(Dataset rows)
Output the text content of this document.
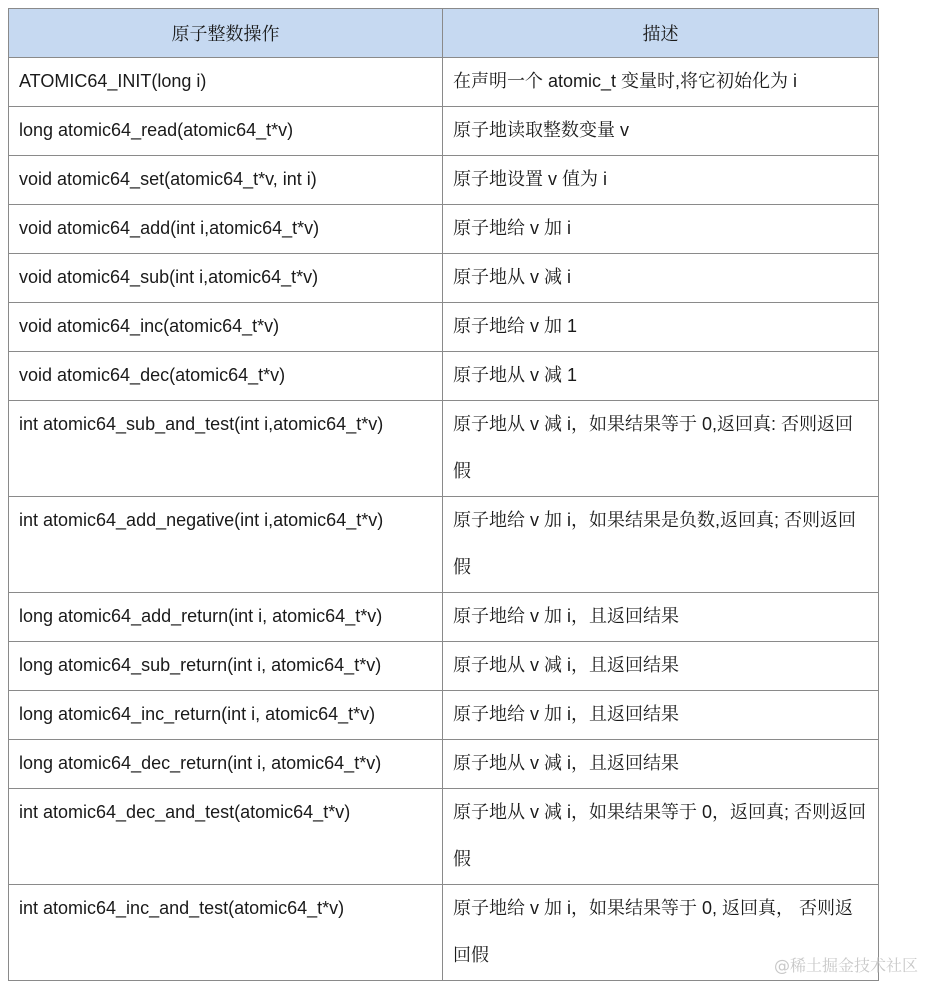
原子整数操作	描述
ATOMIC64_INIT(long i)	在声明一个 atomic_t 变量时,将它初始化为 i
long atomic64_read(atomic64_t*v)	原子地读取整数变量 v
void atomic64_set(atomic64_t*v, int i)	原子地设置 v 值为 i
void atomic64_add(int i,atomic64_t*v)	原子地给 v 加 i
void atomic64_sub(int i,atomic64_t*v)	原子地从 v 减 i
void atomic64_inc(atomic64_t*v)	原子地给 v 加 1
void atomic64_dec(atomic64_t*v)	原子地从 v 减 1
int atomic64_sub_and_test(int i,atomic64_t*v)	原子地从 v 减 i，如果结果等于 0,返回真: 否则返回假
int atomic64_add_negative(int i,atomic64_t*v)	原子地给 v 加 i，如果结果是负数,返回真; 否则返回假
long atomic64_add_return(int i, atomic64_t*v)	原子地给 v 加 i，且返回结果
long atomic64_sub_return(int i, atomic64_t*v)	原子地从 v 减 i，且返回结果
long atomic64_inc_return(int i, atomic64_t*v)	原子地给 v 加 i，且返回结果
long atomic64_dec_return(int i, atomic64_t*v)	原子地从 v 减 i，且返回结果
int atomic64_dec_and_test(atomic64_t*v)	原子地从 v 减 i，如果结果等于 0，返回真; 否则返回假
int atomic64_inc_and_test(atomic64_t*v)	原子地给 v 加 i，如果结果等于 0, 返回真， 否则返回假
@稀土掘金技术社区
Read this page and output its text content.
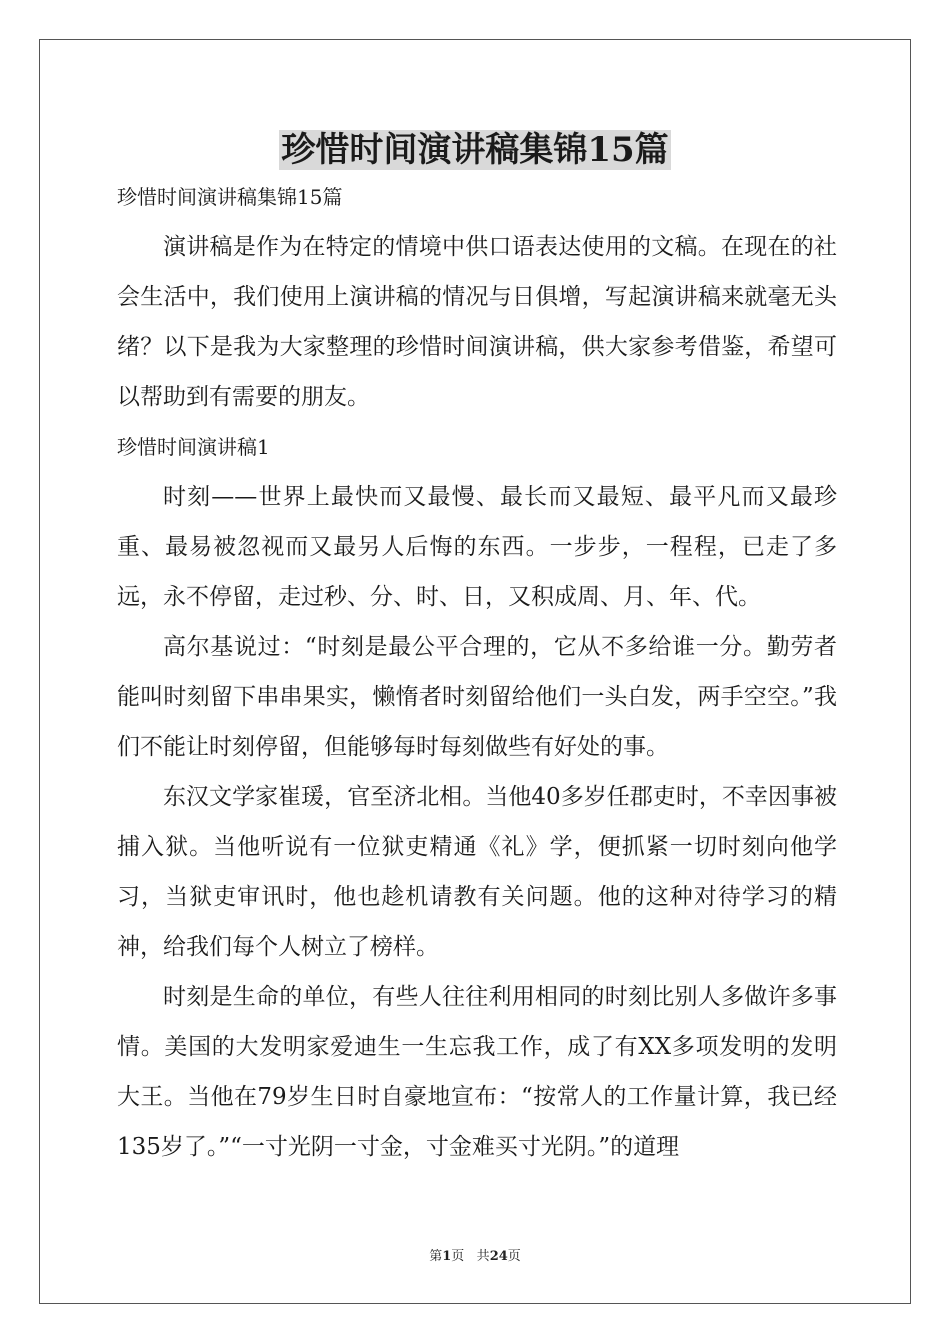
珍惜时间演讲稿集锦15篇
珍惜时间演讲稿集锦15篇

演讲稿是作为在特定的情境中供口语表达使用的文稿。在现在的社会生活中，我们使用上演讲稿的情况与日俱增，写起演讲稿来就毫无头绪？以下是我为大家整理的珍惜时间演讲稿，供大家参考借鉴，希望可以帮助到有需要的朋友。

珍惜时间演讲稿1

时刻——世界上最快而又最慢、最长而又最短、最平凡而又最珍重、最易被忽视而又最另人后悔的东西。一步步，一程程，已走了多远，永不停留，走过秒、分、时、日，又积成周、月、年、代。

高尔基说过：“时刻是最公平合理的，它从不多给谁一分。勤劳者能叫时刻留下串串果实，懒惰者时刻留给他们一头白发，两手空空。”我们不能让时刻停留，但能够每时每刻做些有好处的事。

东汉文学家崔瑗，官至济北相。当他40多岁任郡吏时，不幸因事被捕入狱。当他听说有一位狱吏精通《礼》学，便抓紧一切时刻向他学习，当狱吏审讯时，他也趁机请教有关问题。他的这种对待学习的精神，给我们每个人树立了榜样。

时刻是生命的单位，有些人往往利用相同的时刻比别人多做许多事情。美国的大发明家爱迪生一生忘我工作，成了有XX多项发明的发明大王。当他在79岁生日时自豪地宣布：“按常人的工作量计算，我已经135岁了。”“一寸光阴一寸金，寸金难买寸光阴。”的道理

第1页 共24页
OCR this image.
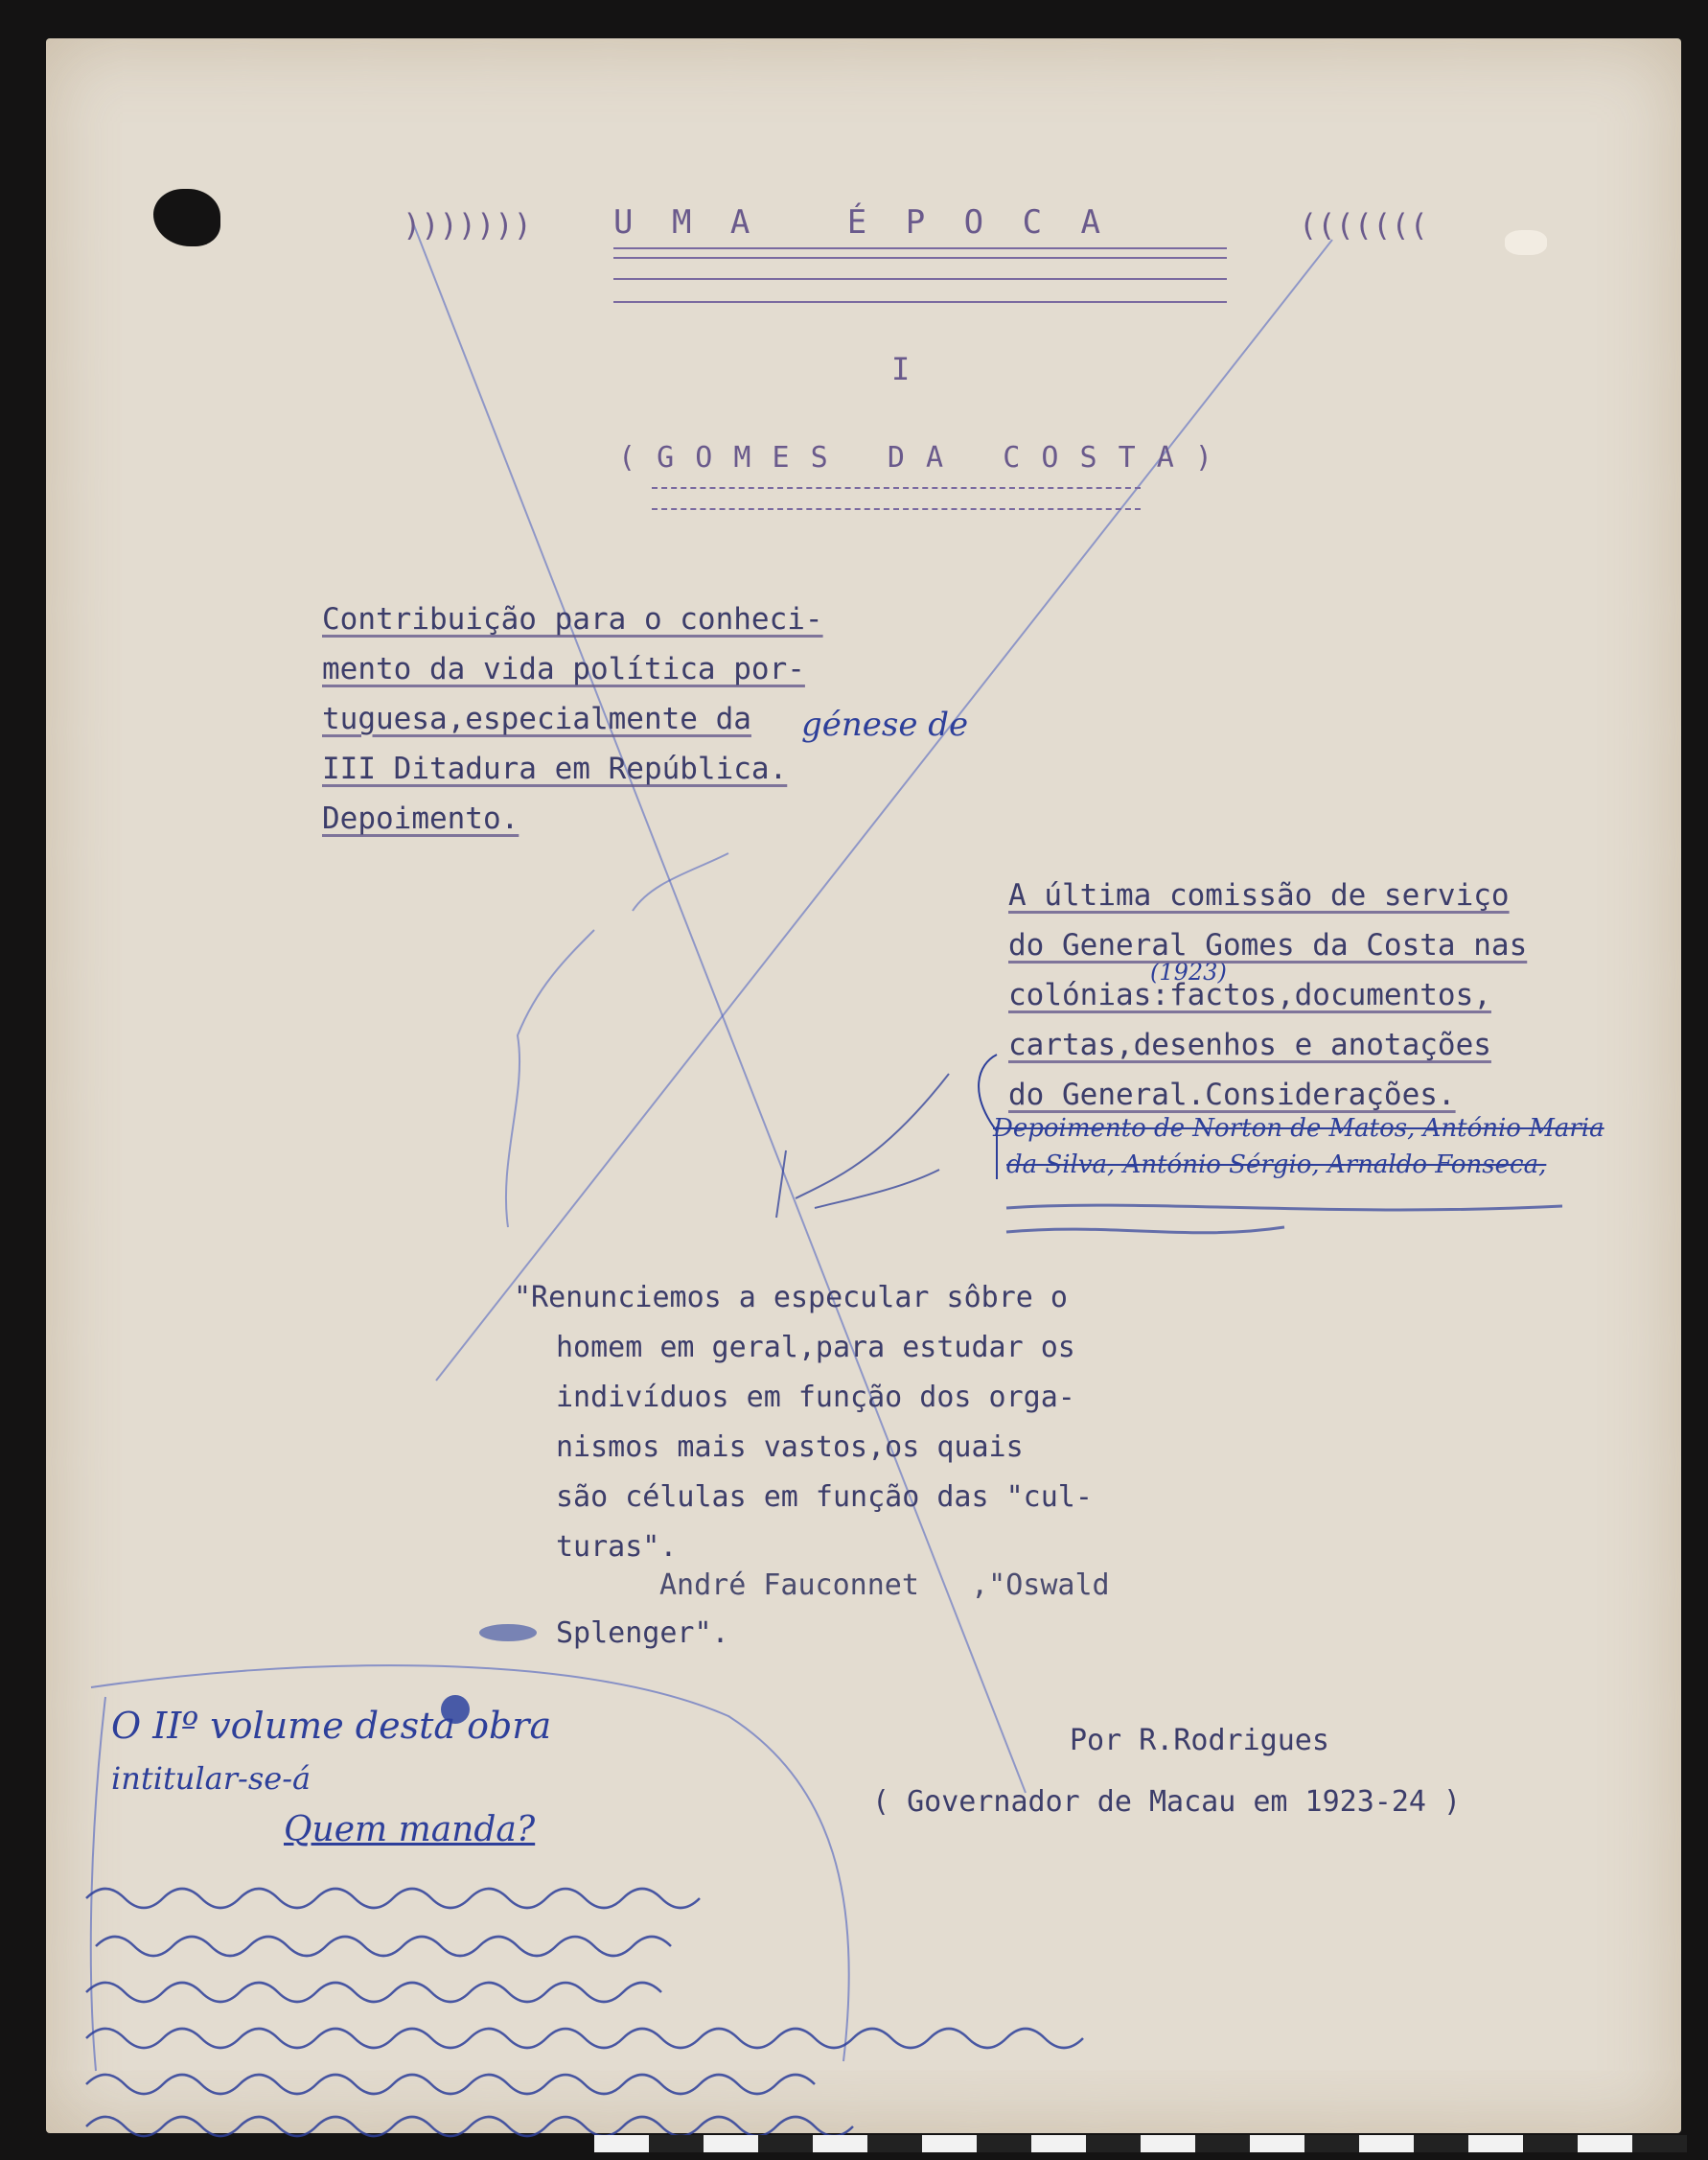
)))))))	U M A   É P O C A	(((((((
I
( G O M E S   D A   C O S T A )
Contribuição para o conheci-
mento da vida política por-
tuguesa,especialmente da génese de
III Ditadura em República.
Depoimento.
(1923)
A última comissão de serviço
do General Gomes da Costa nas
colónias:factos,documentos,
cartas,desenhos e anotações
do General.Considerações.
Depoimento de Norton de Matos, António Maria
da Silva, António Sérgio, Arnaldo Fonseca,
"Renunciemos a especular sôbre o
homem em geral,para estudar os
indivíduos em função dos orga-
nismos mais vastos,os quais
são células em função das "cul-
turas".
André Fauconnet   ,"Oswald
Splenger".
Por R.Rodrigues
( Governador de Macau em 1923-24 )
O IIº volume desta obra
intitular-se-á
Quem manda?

→ **DIRECTION**: Go back to the records above and write them out exactly, without the pictures.

→ **RESULT OF THE EXERCISE**:
Output the text content of this document.
原子整数操作	描述
ATOMIC64_INIT(long i)	在声明一个 atomic_t 变量时,将它初始化为 i
long atomic64_read(atomic64_t*v)	原子地读取整数变量 v
void atomic64_set(atomic64_t*v, int i)	原子地设置 v 值为 i
void atomic64_add(int i,atomic64_t*v)	原子地给 v 加 i
void atomic64_sub(int i,atomic64_t*v)	原子地从 v 减 i
void atomic64_inc(atomic64_t*v)	原子地给 v 加 1
void atomic64_dec(atomic64_t*v)	原子地从 v 减 1
int atomic64_sub_and_test(int i,atomic64_t*v)	原子地从 v 减 i，如果结果等于 0,返回真: 否则返回假
int atomic64_add_negative(int i,atomic64_t*v)	原子地给 v 加 i，如果结果是负数,返回真; 否则返回假
long atomic64_add_return(int i, atomic64_t*v)	原子地给 v 加 i，且返回结果
long atomic64_sub_return(int i, atomic64_t*v)	原子地从 v 减 i，且返回结果
long atomic64_inc_return(int i, atomic64_t*v)	原子地给 v 加 i，且返回结果
long atomic64_dec_return(int i, atomic64_t*v)	原子地从 v 减 i，且返回结果
int atomic64_dec_and_test(atomic64_t*v)	原子地从 v 减 i，如果结果等于 0，返回真; 否则返回假
int atomic64_inc_and_test(atomic64_t*v)	原子地给 v 加 i，如果结果等于 0, 返回真， 否则返回假
@稀土掘金技术社区
Read this page and output its text content.
珍惜时间演讲稿集锦15篇
珍惜时间演讲稿集锦15篇

演讲稿是作为在特定的情境中供口语表达使用的文稿。在现在的社会生活中，我们使用上演讲稿的情况与日俱增，写起演讲稿来就毫无头绪？以下是我为大家整理的珍惜时间演讲稿，供大家参考借鉴，希望可以帮助到有需要的朋友。

珍惜时间演讲稿1

时刻——世界上最快而又最慢、最长而又最短、最平凡而又最珍重、最易被忽视而又最另人后悔的东西。一步步，一程程，已走了多远，永不停留，走过秒、分、时、日，又积成周、月、年、代。

高尔基说过：“时刻是最公平合理的，它从不多给谁一分。勤劳者能叫时刻留下串串果实，懒惰者时刻留给他们一头白发，两手空空。”我们不能让时刻停留，但能够每时每刻做些有好处的事。

东汉文学家崔瑗，官至济北相。当他40多岁任郡吏时，不幸因事被捕入狱。当他听说有一位狱吏精通《礼》学，便抓紧一切时刻向他学习，当狱吏审讯时，他也趁机请教有关问题。他的这种对待学习的精神，给我们每个人树立了榜样。

时刻是生命的单位，有些人往往利用相同的时刻比别人多做许多事情。美国的大发明家爱迪生一生忘我工作，成了有XX多项发明的发明大王。当他在79岁生日时自豪地宣布：“按常人的工作量计算，我已经135岁了。”“一寸光阴一寸金，寸金难买寸光阴。”的道理

第1页 共24页
OCR this image.
)))))))	U M A   É P O C A	(((((((
I
( G O M E S   D A   C O S T A )
Contribuição para o conheci-
mento da vida política por-
tuguesa,especialmente da génese de
III Ditadura em República.
Depoimento.
(1923)
A última comissão de serviço
do General Gomes da Costa nas
colónias:factos,documentos,
cartas,desenhos e anotações
do General.Considerações.
Depoimento de Norton de Matos, António Maria
da Silva, António Sérgio, Arnaldo Fonseca,
"Renunciemos a especular sôbre o
homem em geral,para estudar os
indivíduos em função dos orga-
nismos mais vastos,os quais
são células em função das "cul-
turas".
André Fauconnet   ,"Oswald
Splenger".
Por R.Rodrigues
( Governador de Macau em 1923-24 )
O IIº volume desta obra
intitular-se-á
Quem manda?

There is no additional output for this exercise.